• **Text passage**:
*** Block opens ***

Prognosis -May not cure infections, may need open-ended maintenance therapy [also known as open-ended cash flow.]

What to Watch For: Signs of persistence; continued fevers, Four week cycles of ailments, Migrating symptoms, Positive PCR or urine LDA. If you have not relapsed in 3 years, you never will.

Bartonella. The Bartonella co-infection with Lyme seems to be clinically different that “cat scratch”. Instead, they are Bartonella-like organisms; more prevelent that Borrelia in some ticks.

Piroplasms – Babesia. Is a parasite. [Takes one to known one.]

Mycoplasms: “Chronic fatigue” germ, Ubiquitious in environment (in dust, for example), Treatment is difficult.

Worms: New species of nematodes in 63 – 75% of patients from Massachusetts. Fatigue

Lives in lungs mainly.

[I can’t begin to imagine what this is all about. Nematodes?? This has something to do with a tick-borne borreliosis? Is Joe self-medicating?]

Methylation Cycle: Key component of metabolism, Need to bring up methylation cycle, This cycle can be blocked when chronically ill, 75% of Lyme patients responded better after treating. [Honestly, I have absolutely no idea what he’s talking about here. DNA methylation, maybe? Methanol? Methyl groups?]

Bornavirus: Autism-related? Distant cousin to Rabies and distemper. Brain is the site of infection. Does not damage nerve cells but blocks cell function. Brain fog, fatigue leads to depression. Treatment: Antiviral Amantading, 65 – 70% success rate.

*** Block closes ***

• **Data section**:

*** Block opens ***

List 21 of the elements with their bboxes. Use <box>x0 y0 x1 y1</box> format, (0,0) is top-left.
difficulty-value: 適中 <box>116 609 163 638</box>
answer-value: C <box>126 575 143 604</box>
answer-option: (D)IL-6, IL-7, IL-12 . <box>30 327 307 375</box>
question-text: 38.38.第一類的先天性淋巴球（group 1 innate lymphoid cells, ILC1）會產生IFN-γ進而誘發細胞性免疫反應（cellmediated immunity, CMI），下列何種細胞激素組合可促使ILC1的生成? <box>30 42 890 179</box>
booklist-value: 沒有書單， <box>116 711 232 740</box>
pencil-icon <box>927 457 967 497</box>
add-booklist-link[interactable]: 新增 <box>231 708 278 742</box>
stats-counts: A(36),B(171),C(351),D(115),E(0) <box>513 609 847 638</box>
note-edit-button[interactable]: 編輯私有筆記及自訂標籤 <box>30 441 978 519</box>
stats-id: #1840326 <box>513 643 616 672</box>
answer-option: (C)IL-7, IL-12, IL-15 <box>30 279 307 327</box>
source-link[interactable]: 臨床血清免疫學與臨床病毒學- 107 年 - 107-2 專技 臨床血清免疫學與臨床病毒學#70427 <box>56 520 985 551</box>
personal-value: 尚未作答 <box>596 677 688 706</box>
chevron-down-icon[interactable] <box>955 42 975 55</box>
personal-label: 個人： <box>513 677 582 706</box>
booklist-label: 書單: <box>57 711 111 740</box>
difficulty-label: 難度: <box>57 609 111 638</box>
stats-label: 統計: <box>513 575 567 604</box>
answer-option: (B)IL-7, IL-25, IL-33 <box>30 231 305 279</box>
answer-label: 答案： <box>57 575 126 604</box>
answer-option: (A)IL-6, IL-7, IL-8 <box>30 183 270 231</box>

*** Block closes ***

• **Tasks and exercises**:
A. In the Lyme co-infection notes, where is the site of Bornavirus infection?
B. Print the part of the Lyme co-infection notes from "Prognosis -May not" to "you never will.".

• **Solved tasks**:
A. The brain.

B.
Prognosis -May not cure infections, may need open-ended maintenance therapy [also known as open-ended cash flow.]

What to Watch For: Signs of persistence; continued fevers, Four week cycles of ailments, Migrating symptoms, Positive PCR or urine LDA. If you have not relapsed in 3 years, you never will.